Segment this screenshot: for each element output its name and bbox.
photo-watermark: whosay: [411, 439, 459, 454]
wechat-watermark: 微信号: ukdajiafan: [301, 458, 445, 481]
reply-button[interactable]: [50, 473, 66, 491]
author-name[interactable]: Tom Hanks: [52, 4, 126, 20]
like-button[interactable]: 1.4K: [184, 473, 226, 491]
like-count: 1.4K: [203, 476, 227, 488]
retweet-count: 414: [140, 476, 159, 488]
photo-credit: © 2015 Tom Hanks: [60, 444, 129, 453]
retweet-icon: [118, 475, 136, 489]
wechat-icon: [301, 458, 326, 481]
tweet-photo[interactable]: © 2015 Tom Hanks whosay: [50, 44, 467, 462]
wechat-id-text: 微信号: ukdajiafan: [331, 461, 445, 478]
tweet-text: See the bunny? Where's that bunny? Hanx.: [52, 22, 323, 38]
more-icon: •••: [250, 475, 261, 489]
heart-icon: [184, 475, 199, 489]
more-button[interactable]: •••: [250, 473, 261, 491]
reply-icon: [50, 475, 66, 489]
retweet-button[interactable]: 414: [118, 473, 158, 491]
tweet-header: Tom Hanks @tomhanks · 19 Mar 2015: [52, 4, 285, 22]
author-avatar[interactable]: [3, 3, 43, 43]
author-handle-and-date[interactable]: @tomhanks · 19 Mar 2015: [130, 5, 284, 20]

========

Rewrite every row above with each occurrence of "interactable" replaced by "clickable", keeping everything else the same.

Segment this screenshot: for each element output its name and bbox.
photo-watermark: whosay: [411, 439, 459, 454]
wechat-watermark: 微信号: ukdajiafan: [301, 458, 445, 481]
reply-button[clickable]: [50, 473, 66, 491]
author-name[clickable]: Tom Hanks: [52, 4, 126, 20]
like-button[clickable]: 1.4K: [184, 473, 226, 491]
like-count: 1.4K: [203, 476, 227, 488]
retweet-count: 414: [140, 476, 159, 488]
photo-credit: © 2015 Tom Hanks: [60, 444, 129, 453]
retweet-icon: [118, 475, 136, 489]
wechat-icon: [301, 458, 326, 481]
tweet-photo[clickable]: © 2015 Tom Hanks whosay: [50, 44, 467, 462]
wechat-id-text: 微信号: ukdajiafan: [331, 461, 445, 478]
tweet-text: See the bunny? Where's that bunny? Hanx.: [52, 22, 323, 38]
more-icon: •••: [250, 475, 261, 489]
heart-icon: [184, 475, 199, 489]
more-button[clickable]: •••: [250, 473, 261, 491]
reply-icon: [50, 475, 66, 489]
retweet-button[clickable]: 414: [118, 473, 158, 491]
tweet-header: Tom Hanks @tomhanks · 19 Mar 2015: [52, 4, 285, 22]
author-avatar[clickable]: [3, 3, 43, 43]
author-handle-and-date[clickable]: @tomhanks · 19 Mar 2015: [130, 5, 284, 20]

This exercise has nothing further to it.